▸ Task brief
Take each line that has the word "понимаете" and return it.

▸ Data entries
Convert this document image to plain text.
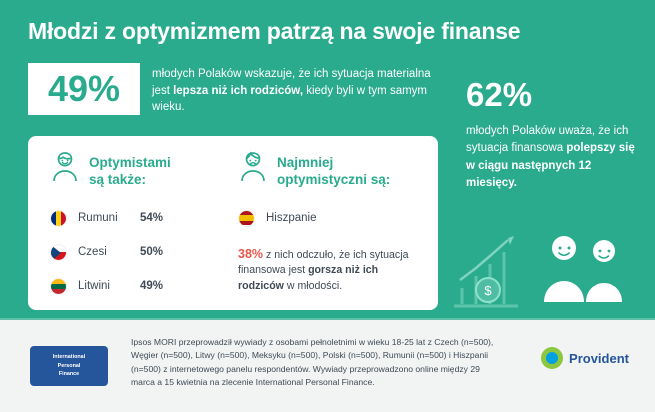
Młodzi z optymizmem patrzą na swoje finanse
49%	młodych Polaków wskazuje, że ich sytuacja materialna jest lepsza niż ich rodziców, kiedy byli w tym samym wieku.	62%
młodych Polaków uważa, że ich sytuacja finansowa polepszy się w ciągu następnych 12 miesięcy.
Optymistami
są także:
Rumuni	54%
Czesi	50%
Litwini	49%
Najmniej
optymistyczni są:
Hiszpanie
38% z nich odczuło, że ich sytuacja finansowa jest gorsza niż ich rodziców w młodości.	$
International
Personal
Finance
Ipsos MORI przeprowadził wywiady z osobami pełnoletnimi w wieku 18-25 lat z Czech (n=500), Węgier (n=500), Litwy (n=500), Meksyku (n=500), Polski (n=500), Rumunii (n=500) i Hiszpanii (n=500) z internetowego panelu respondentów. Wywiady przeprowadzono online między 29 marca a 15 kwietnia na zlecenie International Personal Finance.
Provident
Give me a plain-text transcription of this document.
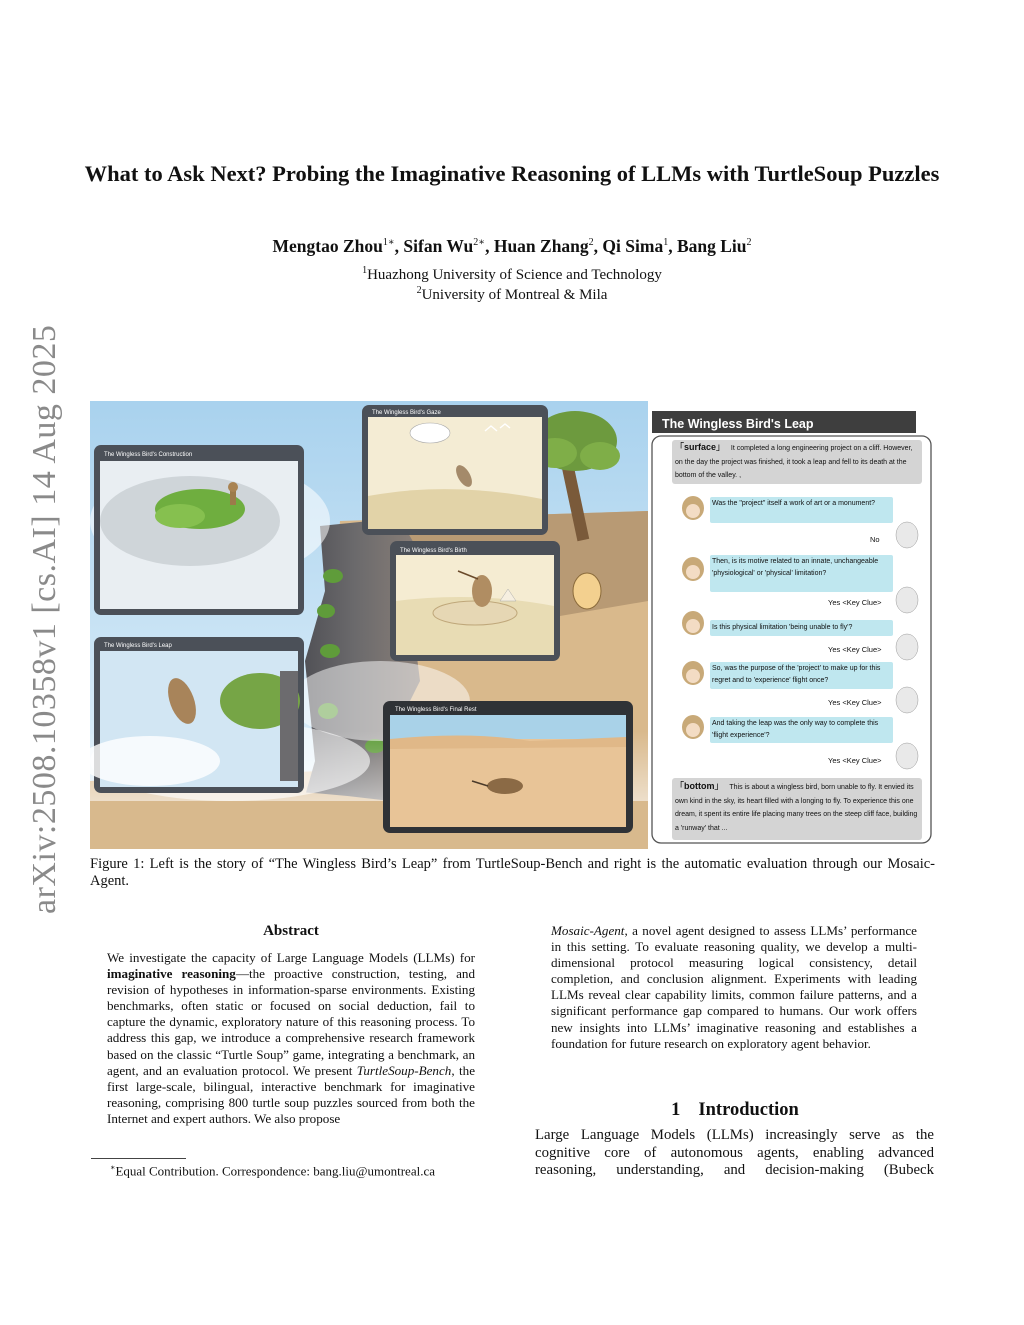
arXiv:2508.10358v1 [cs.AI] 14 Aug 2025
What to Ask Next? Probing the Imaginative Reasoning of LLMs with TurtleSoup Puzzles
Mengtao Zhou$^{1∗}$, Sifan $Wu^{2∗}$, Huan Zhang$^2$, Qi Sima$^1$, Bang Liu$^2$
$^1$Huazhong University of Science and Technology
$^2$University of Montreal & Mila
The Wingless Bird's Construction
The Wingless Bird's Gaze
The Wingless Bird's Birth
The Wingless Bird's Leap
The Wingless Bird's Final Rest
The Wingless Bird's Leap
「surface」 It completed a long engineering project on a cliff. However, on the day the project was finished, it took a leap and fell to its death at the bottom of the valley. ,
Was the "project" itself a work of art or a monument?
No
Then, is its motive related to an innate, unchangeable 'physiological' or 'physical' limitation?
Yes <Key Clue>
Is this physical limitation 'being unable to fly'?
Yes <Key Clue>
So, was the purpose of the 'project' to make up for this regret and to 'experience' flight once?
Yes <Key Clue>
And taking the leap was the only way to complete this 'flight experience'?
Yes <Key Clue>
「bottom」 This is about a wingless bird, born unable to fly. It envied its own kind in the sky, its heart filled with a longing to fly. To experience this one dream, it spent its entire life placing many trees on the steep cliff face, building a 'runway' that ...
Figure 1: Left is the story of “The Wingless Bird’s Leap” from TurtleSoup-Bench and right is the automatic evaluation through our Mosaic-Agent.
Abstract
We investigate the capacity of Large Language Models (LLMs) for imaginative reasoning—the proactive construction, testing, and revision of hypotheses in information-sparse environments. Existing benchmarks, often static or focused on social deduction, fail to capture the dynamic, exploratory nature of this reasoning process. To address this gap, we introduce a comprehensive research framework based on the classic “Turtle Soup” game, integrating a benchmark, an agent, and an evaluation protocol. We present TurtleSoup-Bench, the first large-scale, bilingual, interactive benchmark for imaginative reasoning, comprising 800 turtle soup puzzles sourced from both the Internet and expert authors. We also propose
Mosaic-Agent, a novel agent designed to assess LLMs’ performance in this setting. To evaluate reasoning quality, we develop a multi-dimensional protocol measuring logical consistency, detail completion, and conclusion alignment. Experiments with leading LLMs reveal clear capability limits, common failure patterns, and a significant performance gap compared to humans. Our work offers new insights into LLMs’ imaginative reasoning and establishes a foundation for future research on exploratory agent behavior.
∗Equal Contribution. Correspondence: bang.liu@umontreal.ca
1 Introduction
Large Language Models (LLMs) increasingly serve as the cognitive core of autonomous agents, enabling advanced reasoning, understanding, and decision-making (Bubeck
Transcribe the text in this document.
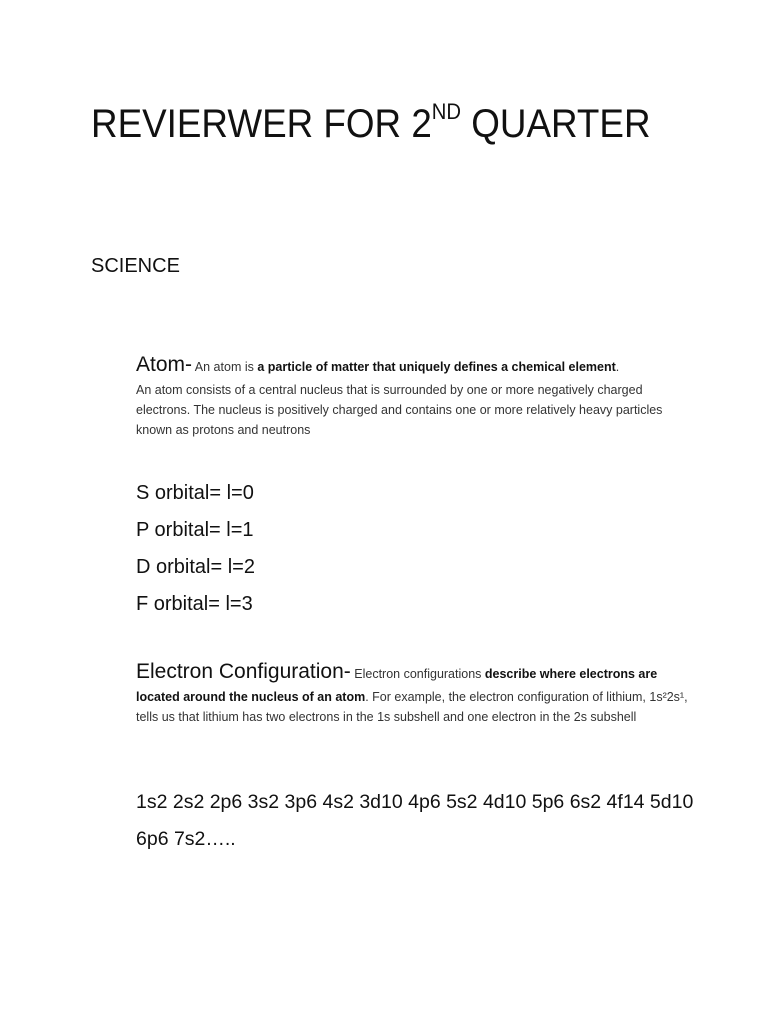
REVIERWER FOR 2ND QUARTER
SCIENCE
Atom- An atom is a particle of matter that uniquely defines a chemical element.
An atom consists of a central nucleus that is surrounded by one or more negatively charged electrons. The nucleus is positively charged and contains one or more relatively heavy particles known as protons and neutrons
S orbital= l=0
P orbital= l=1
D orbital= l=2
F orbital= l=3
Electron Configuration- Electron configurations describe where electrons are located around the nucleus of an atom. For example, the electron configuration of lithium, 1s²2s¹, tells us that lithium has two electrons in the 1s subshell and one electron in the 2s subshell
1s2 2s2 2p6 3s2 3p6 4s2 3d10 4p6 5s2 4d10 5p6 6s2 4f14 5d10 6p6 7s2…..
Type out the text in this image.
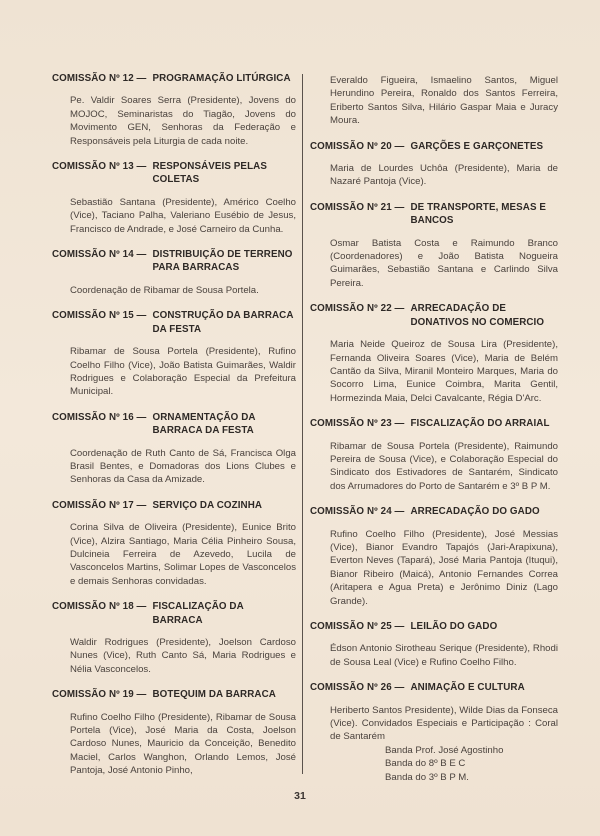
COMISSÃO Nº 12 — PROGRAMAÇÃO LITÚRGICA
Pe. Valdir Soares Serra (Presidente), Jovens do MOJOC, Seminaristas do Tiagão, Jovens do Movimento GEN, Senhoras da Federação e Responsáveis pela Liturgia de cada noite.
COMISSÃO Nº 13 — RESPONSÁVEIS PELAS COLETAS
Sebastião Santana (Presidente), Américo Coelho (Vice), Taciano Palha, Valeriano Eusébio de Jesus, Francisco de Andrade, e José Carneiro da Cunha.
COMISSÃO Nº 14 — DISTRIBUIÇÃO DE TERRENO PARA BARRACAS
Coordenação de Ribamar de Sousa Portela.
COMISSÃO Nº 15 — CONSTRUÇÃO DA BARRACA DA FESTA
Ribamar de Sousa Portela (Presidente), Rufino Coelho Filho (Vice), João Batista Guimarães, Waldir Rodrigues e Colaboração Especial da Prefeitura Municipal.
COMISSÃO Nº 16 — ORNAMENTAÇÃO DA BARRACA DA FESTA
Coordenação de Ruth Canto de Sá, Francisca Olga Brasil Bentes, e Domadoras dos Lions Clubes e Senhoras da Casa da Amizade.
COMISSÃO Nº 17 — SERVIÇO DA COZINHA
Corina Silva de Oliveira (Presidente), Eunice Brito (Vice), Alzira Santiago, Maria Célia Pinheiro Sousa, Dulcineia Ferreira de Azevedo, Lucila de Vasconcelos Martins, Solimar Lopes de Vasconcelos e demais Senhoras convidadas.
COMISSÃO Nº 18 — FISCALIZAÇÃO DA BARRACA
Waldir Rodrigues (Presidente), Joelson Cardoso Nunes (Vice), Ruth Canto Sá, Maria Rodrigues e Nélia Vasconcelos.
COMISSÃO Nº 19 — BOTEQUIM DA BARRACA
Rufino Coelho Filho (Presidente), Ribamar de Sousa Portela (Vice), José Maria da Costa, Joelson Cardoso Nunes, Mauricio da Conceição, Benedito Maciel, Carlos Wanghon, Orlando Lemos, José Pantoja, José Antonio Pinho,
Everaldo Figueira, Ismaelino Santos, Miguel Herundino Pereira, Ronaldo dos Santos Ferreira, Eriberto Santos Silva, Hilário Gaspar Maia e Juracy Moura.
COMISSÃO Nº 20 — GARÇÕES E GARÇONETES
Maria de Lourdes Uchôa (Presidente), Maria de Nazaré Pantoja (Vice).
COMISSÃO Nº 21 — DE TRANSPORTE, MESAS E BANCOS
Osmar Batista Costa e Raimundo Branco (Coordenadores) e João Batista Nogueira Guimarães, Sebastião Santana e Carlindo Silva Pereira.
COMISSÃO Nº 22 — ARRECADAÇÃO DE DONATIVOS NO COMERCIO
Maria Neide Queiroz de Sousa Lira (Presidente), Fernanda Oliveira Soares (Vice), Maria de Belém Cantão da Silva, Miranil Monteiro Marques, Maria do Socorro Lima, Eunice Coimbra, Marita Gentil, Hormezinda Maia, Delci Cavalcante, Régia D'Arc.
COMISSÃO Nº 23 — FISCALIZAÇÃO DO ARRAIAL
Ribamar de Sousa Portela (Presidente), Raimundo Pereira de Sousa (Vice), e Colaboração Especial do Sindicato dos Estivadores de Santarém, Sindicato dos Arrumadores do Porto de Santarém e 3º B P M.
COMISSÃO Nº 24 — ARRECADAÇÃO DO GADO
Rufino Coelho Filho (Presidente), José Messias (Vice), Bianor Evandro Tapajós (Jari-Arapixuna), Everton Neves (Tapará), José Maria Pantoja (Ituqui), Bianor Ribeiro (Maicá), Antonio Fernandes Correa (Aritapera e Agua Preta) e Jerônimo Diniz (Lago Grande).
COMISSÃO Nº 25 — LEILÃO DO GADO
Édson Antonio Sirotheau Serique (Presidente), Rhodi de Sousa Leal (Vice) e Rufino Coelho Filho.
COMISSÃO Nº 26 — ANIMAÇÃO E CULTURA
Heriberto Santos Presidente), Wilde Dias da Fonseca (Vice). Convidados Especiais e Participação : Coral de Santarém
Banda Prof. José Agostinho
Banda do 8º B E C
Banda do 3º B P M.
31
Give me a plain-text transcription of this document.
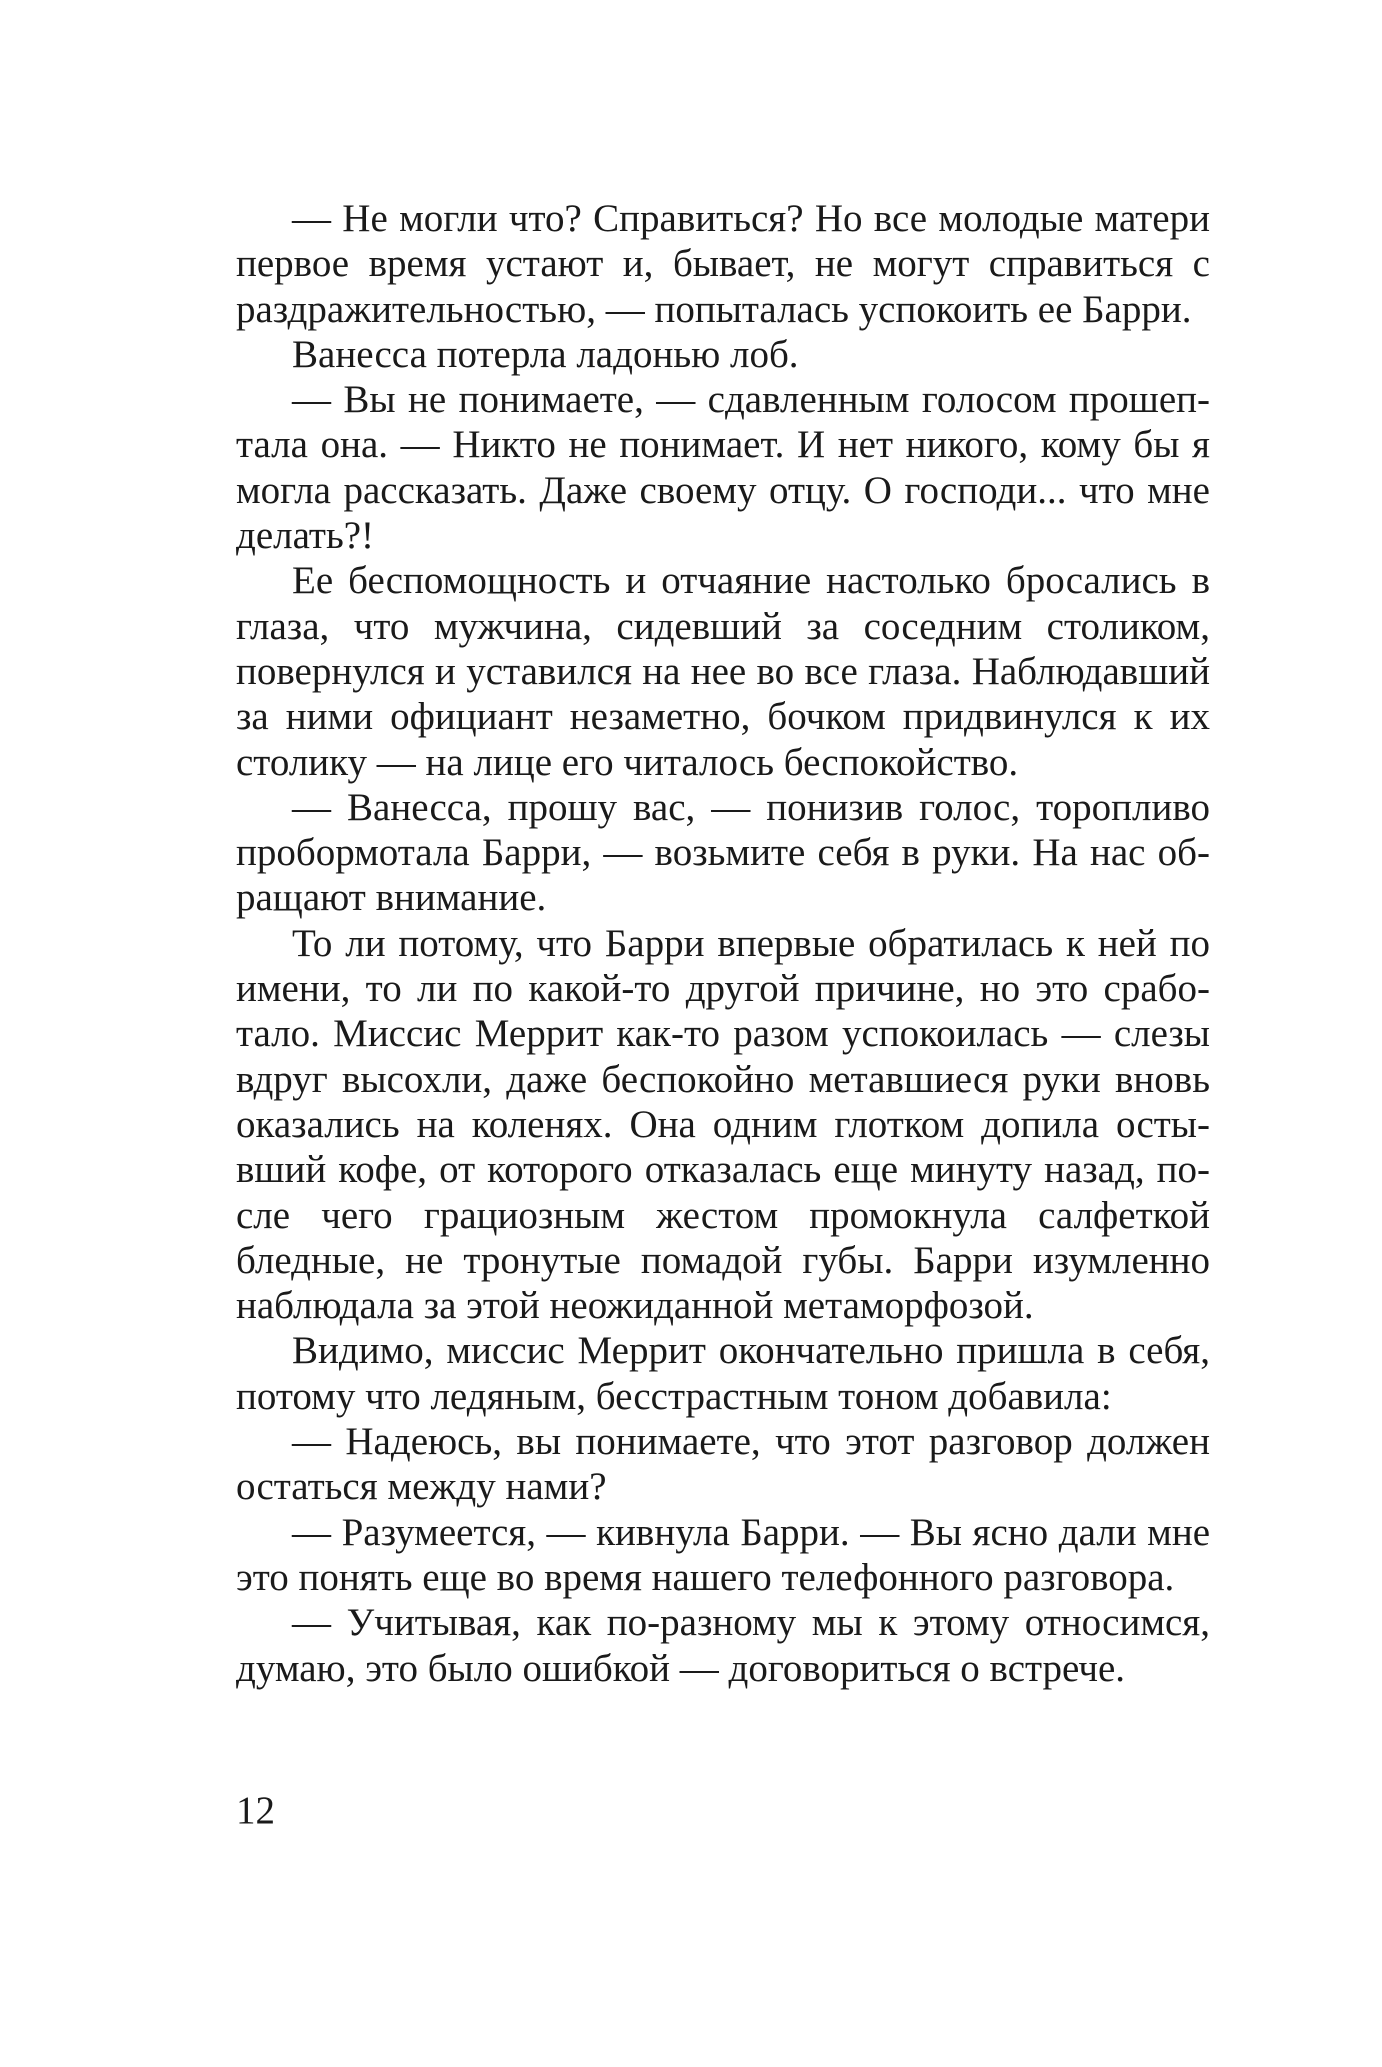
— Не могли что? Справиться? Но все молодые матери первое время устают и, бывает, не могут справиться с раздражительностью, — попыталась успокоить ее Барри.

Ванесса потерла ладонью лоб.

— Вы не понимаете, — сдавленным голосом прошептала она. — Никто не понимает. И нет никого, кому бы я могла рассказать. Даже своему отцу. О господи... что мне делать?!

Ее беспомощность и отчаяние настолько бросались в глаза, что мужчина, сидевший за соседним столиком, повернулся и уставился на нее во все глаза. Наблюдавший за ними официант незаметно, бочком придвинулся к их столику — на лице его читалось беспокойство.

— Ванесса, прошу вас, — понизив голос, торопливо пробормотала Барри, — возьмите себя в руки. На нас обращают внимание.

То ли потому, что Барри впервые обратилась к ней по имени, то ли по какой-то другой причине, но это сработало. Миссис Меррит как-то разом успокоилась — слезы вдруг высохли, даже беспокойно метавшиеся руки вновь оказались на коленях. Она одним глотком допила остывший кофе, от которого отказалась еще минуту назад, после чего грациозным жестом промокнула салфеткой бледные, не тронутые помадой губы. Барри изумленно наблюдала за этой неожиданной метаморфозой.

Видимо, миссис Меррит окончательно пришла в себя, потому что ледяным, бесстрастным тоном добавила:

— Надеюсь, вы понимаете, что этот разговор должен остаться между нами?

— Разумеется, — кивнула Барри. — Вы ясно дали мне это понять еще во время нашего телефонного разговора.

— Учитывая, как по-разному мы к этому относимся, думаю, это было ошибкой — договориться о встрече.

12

▸ Solution to the exercise
— Вы не понимаете, — сдавленным голосом прошептала она. — Никто не понимает. И нет никого, кому бы я могла рассказать. Даже своему отцу. О господи... что мне делать?!
— Надеюсь, вы понимаете, что этот разговор должен остаться между нами?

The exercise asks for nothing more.